**Exercise brief**
Extract every line that contains the string "name".

___ Working data

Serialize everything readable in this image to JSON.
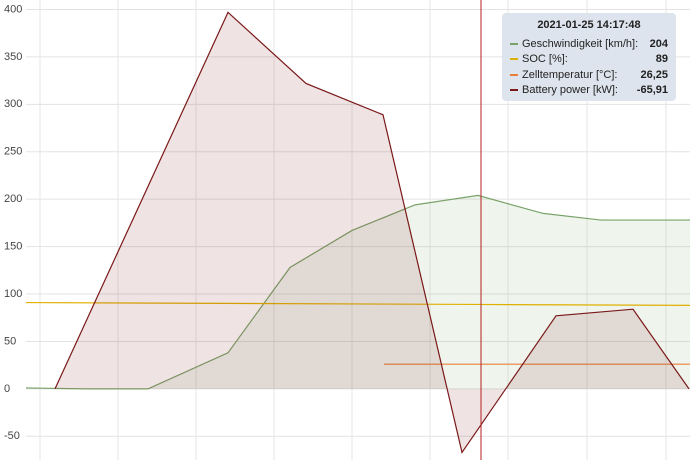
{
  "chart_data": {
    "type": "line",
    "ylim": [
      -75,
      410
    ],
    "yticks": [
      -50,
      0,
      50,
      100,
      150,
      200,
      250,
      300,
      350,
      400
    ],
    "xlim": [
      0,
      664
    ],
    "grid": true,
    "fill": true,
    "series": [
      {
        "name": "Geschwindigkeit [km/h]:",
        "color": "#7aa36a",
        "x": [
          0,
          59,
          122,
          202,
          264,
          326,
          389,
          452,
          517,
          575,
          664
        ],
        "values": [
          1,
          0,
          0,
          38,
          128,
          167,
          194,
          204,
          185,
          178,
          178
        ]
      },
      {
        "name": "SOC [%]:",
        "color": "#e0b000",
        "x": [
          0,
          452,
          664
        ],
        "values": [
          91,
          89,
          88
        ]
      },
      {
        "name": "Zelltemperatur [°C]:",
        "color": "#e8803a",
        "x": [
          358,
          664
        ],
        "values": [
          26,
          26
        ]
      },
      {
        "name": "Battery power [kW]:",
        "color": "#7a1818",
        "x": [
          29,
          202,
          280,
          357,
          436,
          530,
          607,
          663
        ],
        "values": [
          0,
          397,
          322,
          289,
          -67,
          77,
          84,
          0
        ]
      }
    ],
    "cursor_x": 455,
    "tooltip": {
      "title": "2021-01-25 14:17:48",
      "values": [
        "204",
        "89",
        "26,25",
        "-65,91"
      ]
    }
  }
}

______
___ Working data

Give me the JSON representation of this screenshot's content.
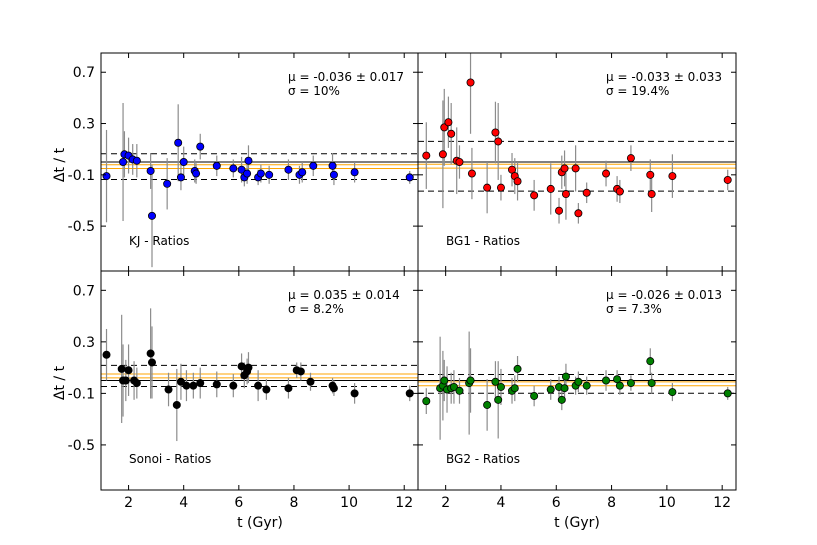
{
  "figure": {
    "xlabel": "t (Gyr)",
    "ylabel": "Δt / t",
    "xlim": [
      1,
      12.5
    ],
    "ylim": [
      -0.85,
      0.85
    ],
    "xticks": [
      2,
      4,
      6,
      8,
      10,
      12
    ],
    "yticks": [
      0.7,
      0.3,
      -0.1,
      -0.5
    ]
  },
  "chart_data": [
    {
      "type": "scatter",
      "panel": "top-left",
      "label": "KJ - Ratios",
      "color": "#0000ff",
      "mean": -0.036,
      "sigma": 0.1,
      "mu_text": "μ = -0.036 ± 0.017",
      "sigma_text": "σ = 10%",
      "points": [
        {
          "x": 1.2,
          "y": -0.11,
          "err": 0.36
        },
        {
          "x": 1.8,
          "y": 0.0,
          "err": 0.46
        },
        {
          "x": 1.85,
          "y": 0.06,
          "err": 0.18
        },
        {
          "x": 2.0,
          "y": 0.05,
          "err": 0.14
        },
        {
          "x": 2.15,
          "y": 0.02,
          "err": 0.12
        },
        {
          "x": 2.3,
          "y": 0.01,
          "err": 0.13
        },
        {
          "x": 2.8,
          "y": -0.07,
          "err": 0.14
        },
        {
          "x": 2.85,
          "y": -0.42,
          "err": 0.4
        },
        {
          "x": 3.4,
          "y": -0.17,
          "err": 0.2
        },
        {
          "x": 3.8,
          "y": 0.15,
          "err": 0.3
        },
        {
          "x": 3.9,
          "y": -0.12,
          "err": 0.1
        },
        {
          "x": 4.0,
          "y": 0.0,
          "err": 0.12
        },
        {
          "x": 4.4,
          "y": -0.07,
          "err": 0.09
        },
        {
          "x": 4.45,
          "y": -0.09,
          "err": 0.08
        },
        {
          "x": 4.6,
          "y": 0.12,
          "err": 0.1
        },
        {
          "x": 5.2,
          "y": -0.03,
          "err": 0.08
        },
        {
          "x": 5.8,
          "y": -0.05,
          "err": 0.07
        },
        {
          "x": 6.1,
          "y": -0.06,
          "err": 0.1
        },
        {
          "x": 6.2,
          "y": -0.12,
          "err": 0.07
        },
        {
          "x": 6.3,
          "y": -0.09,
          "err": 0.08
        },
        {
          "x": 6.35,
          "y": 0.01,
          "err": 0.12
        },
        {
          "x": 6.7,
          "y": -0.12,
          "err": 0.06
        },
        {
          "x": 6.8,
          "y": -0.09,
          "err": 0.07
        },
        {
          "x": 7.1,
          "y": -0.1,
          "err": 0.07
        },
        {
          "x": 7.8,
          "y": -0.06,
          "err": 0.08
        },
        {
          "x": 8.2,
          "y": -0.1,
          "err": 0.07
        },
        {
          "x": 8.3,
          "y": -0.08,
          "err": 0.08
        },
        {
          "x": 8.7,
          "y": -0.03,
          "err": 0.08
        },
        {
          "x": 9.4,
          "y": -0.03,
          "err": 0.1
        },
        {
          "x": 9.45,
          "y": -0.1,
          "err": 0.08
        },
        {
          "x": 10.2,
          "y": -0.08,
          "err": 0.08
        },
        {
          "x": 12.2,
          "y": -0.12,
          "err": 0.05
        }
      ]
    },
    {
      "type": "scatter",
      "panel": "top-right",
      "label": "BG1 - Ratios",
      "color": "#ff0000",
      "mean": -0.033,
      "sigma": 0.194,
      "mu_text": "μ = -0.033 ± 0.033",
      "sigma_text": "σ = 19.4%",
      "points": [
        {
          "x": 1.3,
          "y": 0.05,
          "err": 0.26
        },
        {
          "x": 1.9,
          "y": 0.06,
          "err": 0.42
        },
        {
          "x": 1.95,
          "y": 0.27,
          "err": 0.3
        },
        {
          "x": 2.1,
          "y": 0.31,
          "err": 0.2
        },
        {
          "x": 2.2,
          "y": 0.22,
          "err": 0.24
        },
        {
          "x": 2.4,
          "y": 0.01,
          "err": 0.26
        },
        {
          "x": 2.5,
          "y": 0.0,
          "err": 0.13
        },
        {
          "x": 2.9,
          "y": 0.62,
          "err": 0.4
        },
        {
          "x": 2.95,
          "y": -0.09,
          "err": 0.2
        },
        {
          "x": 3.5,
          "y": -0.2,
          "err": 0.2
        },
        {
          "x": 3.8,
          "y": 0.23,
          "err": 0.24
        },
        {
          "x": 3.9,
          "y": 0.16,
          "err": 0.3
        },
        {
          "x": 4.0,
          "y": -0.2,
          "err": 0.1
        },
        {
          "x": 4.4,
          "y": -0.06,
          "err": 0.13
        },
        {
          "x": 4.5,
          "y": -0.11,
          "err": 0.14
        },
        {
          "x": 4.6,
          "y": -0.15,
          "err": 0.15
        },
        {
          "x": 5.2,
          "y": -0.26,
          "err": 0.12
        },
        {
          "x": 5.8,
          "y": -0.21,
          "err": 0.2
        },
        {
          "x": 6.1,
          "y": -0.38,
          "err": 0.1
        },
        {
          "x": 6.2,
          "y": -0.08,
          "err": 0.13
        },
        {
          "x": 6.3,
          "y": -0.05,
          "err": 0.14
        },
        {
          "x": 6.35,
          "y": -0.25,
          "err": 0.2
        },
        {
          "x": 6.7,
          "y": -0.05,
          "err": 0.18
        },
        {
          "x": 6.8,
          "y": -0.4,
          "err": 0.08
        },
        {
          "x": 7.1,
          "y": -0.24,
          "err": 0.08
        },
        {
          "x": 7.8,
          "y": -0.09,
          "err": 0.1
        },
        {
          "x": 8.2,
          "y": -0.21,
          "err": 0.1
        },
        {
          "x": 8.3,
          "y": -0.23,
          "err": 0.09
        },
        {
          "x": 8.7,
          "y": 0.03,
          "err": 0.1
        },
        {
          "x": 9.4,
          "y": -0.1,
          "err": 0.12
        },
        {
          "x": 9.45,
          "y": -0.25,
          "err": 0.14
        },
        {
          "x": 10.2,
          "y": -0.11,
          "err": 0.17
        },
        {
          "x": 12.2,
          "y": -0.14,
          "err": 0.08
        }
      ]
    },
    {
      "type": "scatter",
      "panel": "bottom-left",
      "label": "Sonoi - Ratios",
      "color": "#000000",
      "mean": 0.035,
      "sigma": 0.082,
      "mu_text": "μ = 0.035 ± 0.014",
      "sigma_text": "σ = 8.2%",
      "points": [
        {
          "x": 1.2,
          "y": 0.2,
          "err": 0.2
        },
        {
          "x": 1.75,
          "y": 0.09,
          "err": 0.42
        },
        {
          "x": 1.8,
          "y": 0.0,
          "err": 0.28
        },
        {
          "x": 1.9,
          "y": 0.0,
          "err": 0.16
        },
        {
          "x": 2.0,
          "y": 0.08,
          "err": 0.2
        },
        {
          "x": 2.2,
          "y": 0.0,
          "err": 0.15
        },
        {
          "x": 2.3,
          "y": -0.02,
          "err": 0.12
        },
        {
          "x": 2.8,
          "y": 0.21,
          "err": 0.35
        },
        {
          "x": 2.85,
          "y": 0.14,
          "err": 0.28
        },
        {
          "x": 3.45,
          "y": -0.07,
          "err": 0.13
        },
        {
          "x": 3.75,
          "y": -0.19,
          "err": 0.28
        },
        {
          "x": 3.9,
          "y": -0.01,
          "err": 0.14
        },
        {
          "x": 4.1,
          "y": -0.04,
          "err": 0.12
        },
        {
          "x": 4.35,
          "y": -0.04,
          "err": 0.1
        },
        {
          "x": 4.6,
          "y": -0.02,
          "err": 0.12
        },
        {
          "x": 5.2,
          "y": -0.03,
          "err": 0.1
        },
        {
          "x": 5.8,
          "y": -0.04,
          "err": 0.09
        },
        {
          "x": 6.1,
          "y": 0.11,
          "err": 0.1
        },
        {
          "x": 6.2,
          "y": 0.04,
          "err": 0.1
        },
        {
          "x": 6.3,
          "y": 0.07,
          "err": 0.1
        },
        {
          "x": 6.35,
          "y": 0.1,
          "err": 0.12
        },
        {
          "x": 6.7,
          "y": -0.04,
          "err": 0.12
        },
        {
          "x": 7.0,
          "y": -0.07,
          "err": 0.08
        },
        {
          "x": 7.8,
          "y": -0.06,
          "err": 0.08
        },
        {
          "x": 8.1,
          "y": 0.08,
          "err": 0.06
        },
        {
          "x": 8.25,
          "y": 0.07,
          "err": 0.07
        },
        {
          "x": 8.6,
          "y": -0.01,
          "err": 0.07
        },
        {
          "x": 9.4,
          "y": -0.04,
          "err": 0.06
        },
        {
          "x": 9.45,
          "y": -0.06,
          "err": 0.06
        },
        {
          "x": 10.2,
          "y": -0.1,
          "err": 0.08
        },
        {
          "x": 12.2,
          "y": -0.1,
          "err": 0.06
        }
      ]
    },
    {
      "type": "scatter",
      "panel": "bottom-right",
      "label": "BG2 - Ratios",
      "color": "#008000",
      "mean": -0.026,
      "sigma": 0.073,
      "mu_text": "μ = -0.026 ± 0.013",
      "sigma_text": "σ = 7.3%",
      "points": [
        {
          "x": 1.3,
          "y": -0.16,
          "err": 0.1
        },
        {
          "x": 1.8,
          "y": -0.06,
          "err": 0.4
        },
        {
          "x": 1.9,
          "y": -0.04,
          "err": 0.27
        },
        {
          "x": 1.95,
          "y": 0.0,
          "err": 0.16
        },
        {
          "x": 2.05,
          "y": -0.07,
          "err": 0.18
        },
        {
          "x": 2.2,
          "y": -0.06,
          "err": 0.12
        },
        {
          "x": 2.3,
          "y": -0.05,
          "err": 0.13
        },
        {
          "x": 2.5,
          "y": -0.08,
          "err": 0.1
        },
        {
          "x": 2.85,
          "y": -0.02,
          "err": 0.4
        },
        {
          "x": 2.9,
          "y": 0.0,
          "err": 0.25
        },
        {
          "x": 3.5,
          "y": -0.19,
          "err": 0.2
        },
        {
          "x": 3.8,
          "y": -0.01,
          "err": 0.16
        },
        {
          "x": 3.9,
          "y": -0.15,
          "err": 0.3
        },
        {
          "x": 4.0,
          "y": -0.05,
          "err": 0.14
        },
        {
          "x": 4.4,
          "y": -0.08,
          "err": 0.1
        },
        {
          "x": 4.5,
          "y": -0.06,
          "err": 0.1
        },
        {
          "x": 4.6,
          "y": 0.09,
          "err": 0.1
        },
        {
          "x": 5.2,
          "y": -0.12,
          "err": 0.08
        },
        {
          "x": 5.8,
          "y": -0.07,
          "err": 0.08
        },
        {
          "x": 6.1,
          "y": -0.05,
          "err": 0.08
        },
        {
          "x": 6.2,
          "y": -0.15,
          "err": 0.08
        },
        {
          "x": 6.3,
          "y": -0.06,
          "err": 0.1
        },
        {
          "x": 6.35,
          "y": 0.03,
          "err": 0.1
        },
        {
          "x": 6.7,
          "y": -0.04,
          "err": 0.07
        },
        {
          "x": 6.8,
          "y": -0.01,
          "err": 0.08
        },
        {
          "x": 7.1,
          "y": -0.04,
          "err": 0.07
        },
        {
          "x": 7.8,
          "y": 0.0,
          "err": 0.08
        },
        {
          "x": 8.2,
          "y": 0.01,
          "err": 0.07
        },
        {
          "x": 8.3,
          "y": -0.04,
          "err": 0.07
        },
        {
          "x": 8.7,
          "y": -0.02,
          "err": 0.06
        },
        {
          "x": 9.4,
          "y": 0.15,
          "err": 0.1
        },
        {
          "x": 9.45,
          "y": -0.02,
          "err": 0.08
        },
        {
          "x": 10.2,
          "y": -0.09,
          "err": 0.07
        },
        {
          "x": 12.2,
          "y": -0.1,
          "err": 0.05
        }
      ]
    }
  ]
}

______

**The answer**
        "name": "Geschwindigkeit [km/h]:",
        "name": "SOC [%]:",
        "name": "Zelltemperatur [°C]:",
        "name": "Battery power [kW]:",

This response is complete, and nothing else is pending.